Dataset –
• • •

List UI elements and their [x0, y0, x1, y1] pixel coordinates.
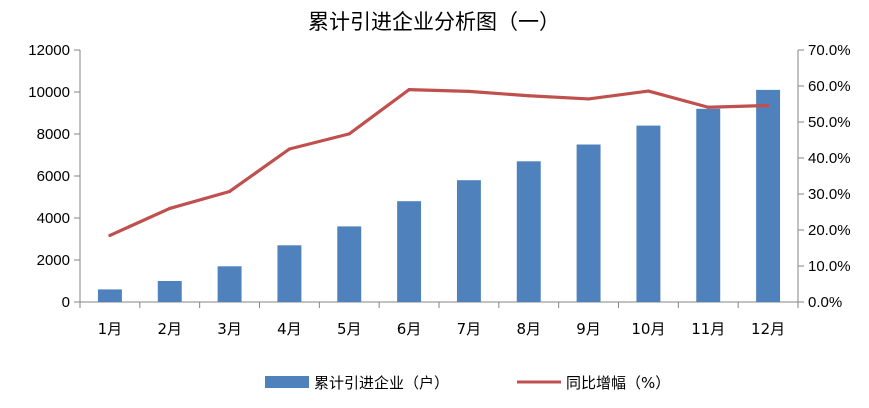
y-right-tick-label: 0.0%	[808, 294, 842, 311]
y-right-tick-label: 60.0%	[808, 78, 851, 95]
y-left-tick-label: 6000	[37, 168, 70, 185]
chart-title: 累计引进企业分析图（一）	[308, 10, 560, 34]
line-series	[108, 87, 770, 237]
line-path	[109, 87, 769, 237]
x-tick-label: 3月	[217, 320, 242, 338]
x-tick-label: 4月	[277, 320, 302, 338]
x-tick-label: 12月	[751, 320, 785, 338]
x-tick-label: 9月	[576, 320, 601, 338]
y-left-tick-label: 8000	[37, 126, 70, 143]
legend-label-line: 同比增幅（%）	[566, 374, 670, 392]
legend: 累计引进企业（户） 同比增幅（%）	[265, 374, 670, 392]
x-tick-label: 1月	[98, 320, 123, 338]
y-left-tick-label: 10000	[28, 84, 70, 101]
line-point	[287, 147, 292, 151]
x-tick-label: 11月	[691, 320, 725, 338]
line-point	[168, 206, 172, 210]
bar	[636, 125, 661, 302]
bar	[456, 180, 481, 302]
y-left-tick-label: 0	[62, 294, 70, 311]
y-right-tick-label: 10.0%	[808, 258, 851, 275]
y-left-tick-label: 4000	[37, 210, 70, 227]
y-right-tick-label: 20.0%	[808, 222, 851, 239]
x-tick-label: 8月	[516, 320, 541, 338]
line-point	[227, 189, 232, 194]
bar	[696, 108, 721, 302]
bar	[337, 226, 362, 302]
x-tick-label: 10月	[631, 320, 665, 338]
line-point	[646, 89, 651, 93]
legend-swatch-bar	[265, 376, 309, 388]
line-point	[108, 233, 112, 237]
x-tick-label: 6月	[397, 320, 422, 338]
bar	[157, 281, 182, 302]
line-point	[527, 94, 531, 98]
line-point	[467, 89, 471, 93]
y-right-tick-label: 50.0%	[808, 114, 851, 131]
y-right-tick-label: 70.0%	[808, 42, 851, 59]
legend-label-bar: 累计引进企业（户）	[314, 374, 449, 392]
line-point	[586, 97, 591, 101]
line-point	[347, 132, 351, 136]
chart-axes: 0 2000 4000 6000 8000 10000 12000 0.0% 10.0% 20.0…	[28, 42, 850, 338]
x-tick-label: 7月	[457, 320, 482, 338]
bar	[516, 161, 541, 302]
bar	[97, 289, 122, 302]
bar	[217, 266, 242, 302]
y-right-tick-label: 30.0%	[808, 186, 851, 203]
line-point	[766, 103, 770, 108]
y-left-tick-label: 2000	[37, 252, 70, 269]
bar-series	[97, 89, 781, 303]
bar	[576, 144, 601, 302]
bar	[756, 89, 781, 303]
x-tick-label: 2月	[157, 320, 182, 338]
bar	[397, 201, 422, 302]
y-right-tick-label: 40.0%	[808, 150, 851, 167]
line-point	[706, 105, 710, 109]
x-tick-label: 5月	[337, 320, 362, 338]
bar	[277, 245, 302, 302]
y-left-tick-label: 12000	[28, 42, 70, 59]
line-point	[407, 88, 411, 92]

• • •

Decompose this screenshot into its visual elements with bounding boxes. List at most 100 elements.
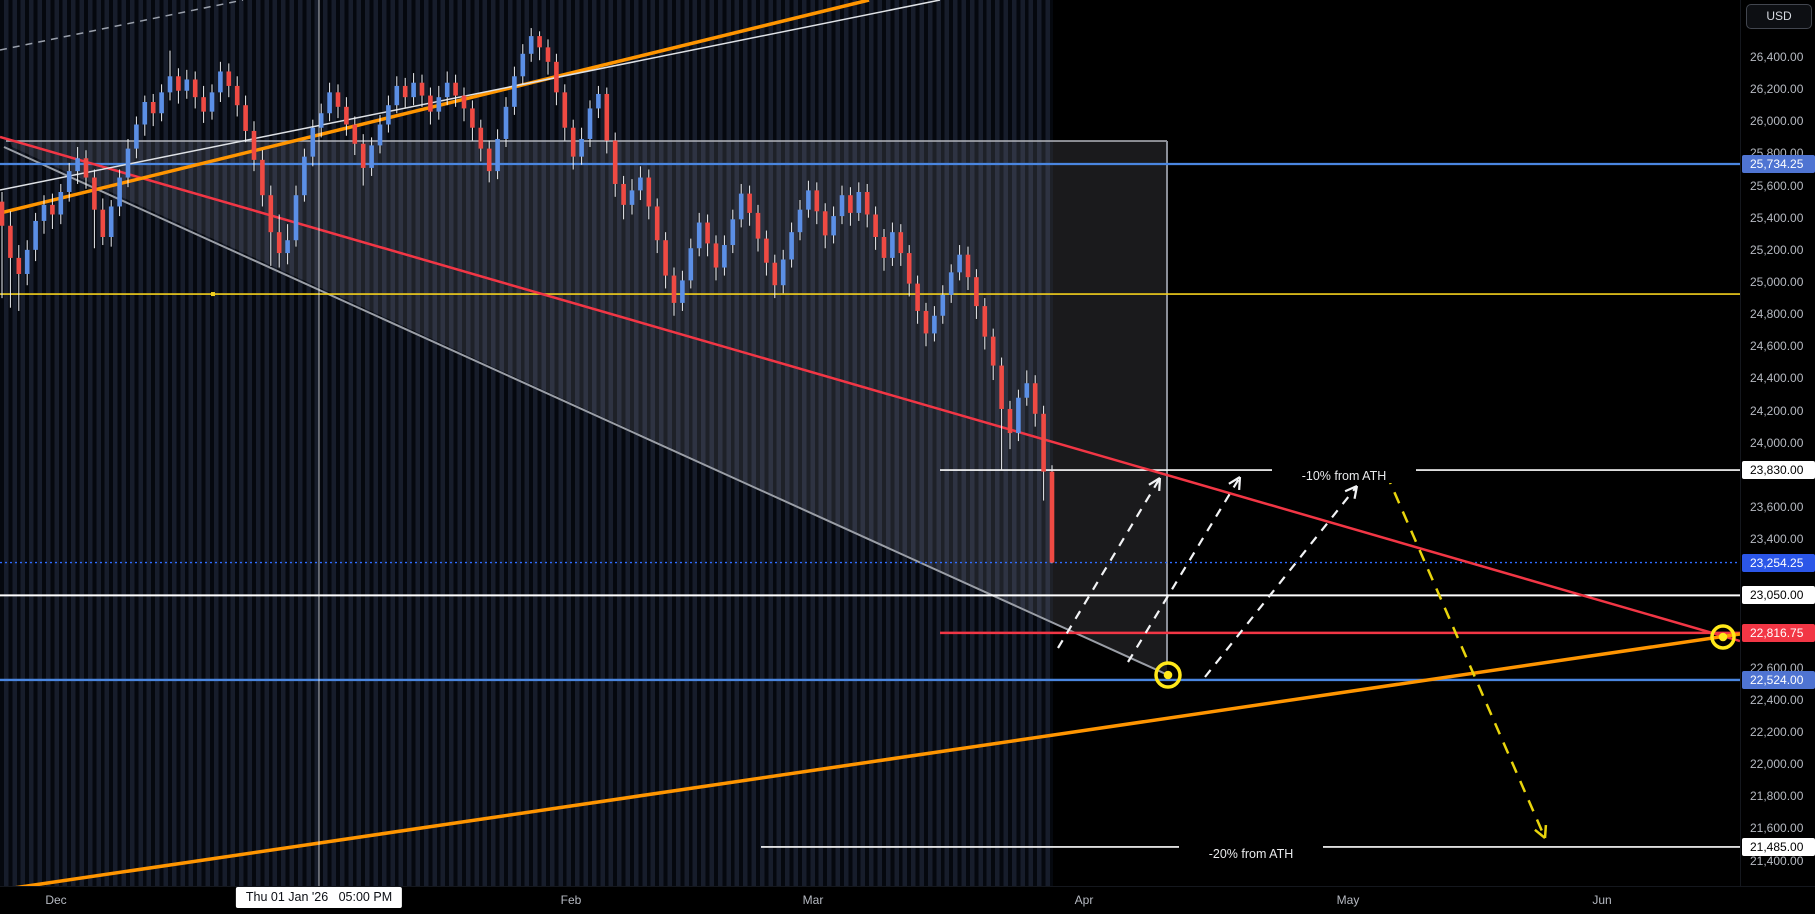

• • •

Rewrite everything from the line containing "List UI elements" down to the line containing "320, 302, 338]", replacing "x-tick-label" with "x-axis-label" and leaving all else unchanged. Give only those lines, and omit the pictures.

List UI elements and their [x0, y0, x1, y1] pixel coordinates.
y-right-tick-label: 0.0%	[808, 294, 842, 311]
y-right-tick-label: 60.0%	[808, 78, 851, 95]
y-left-tick-label: 6000	[37, 168, 70, 185]
chart-title: 累计引进企业分析图（一）	[308, 10, 560, 34]
line-series	[108, 87, 770, 237]
line-path	[109, 87, 769, 237]
x-axis-label: 3月	[217, 320, 242, 338]
x-axis-label: 4月	[277, 320, 302, 338]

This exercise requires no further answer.